**PROBLEM**
Reproduce all the entries exactly.

★ ★ ★ ★ ★ ★ ★

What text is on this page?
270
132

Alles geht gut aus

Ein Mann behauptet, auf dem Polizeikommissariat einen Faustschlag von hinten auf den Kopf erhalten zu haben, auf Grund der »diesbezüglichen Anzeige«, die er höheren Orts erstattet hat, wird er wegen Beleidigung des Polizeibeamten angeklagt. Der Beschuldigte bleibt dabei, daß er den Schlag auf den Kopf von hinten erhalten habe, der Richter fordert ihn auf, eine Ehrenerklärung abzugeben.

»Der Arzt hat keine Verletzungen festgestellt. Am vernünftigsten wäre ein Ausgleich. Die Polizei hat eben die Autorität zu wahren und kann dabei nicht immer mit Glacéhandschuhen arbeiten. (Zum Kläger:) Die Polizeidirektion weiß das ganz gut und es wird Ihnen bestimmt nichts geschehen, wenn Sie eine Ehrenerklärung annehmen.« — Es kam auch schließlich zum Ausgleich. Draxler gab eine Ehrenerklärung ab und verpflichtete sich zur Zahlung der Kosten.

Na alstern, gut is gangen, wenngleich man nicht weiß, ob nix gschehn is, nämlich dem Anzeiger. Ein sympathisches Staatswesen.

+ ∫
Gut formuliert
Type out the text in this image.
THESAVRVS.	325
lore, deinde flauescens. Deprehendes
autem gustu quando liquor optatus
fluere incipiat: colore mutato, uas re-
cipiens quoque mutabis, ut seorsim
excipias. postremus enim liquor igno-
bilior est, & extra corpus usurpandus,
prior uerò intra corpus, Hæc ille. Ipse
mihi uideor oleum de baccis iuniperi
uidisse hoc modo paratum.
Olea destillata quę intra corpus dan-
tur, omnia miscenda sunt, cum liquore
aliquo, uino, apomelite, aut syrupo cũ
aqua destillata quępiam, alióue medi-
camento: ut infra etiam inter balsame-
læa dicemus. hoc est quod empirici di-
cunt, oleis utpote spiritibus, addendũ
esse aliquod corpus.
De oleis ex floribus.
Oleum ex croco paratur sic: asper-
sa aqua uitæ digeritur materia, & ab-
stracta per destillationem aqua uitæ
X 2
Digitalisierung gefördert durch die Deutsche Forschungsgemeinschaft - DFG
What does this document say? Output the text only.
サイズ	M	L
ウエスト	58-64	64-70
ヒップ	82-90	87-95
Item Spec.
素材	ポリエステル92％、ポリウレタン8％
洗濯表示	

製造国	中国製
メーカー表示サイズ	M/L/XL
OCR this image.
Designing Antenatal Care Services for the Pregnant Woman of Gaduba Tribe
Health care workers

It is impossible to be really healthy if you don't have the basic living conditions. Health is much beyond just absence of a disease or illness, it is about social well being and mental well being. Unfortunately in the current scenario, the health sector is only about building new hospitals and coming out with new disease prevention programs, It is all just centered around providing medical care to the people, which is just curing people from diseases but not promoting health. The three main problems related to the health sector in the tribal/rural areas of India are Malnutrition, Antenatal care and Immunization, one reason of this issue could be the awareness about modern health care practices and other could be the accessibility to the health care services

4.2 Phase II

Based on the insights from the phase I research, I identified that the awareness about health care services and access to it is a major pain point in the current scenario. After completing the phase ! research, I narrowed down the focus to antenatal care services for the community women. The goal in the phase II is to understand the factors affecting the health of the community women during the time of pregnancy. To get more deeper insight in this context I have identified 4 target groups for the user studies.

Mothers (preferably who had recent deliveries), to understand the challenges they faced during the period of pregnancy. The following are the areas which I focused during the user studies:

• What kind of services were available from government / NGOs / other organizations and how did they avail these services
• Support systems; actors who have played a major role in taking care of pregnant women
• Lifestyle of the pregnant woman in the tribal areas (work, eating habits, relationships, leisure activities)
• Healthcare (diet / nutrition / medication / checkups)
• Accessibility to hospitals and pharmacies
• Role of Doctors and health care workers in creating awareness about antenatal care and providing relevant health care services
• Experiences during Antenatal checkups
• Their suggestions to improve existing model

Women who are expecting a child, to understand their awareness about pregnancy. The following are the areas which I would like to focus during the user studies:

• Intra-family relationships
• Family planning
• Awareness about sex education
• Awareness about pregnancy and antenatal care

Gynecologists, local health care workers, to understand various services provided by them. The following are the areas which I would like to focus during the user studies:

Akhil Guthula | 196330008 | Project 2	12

★ ★ ★ ★ ★ ★ ★

**SOLUTION FOR THIS PROBLEM**
What text is on this page?
270
132

Alles geht gut aus

Ein Mann behauptet, auf dem Polizeikommissariat einen Faustschlag von hinten auf den Kopf erhalten zu haben, auf Grund der »diesbezüglichen Anzeige«, die er höheren Orts erstattet hat, wird er wegen Beleidigung des Polizeibeamten angeklagt. Der Beschuldigte bleibt dabei, daß er den Schlag auf den Kopf von hinten erhalten habe, der Richter fordert ihn auf, eine Ehrenerklärung abzugeben.

»Der Arzt hat keine Verletzungen festgestellt. Am vernünftigsten wäre ein Ausgleich. Die Polizei hat eben die Autorität zu wahren und kann dabei nicht immer mit Glacéhandschuhen arbeiten. (Zum Kläger:) Die Polizeidirektion weiß das ganz gut und es wird Ihnen bestimmt nichts geschehen, wenn Sie eine Ehrenerklärung annehmen.« — Es kam auch schließlich zum Ausgleich. Draxler gab eine Ehrenerklärung ab und verpflichtete sich zur Zahlung der Kosten.

Na alstern, gut is gangen, wenngleich man nicht weiß, ob nix gschehn is, nämlich dem Anzeiger. Ein sympathisches Staatswesen.

+ ∫
Gut formuliert
Type out the text in this image.
THESAVRVS.	325
lore, deinde flauescens. Deprehendes
autem gustu quando liquor optatus
fluere incipiat: colore mutato, uas re-
cipiens quoque mutabis, ut seorsim
excipias. postremus enim liquor igno-
bilior est, & extra corpus usurpandus,
prior uerò intra corpus, Hæc ille. Ipse
mihi uideor oleum de baccis iuniperi
uidisse hoc modo paratum.
Olea destillata quę intra corpus dan-
tur, omnia miscenda sunt, cum liquore
aliquo, uino, apomelite, aut syrupo cũ
aqua destillata quępiam, alióue medi-
camento: ut infra etiam inter balsame-
læa dicemus. hoc est quod empirici di-
cunt, oleis utpote spiritibus, addendũ
esse aliquod corpus.
De oleis ex floribus.
Oleum ex croco paratur sic: asper-
sa aqua uitæ digeritur materia, & ab-
stracta per destillationem aqua uitæ
X 2
Digitalisierung gefördert durch die Deutsche Forschungsgemeinschaft - DFG
What does this document say? Output the text only.
サイズ	M	L
ウエスト	58-64	64-70
ヒップ	82-90	87-95
Item Spec.
素材	ポリエステル92％、ポリウレタン8％
洗濯表示	

製造国	中国製
メーカー表示サイズ	M/L/XL
OCR this image.
Designing Antenatal Care Services for the Pregnant Woman of Gaduba Tribe
Health care workers

It is impossible to be really healthy if you don't have the basic living conditions. Health is much beyond just absence of a disease or illness, it is about social well being and mental well being. Unfortunately in the current scenario, the health sector is only about building new hospitals and coming out with new disease prevention programs, It is all just centered around providing medical care to the people, which is just curing people from diseases but not promoting health. The three main problems related to the health sector in the tribal/rural areas of India are Malnutrition, Antenatal care and Immunization, one reason of this issue could be the awareness about modern health care practices and other could be the accessibility to the health care services

4.2 Phase II

Based on the insights from the phase I research, I identified that the awareness about health care services and access to it is a major pain point in the current scenario. After completing the phase ! research, I narrowed down the focus to antenatal care services for the community women. The goal in the phase II is to understand the factors affecting the health of the community women during the time of pregnancy. To get more deeper insight in this context I have identified 4 target groups for the user studies.

Mothers (preferably who had recent deliveries), to understand the challenges they faced during the period of pregnancy. The following are the areas which I focused during the user studies:

• What kind of services were available from government / NGOs / other organizations and how did they avail these services
• Support systems; actors who have played a major role in taking care of pregnant women
• Lifestyle of the pregnant woman in the tribal areas (work, eating habits, relationships, leisure activities)
• Healthcare (diet / nutrition / medication / checkups)
• Accessibility to hospitals and pharmacies
• Role of Doctors and health care workers in creating awareness about antenatal care and providing relevant health care services
• Experiences during Antenatal checkups
• Their suggestions to improve existing model

Women who are expecting a child, to understand their awareness about pregnancy. The following are the areas which I would like to focus during the user studies:

• Intra-family relationships
• Family planning
• Awareness about sex education
• Awareness about pregnancy and antenatal care

Gynecologists, local health care workers, to understand various services provided by them. The following are the areas which I would like to focus during the user studies:

Akhil Guthula | 196330008 | Project 2	12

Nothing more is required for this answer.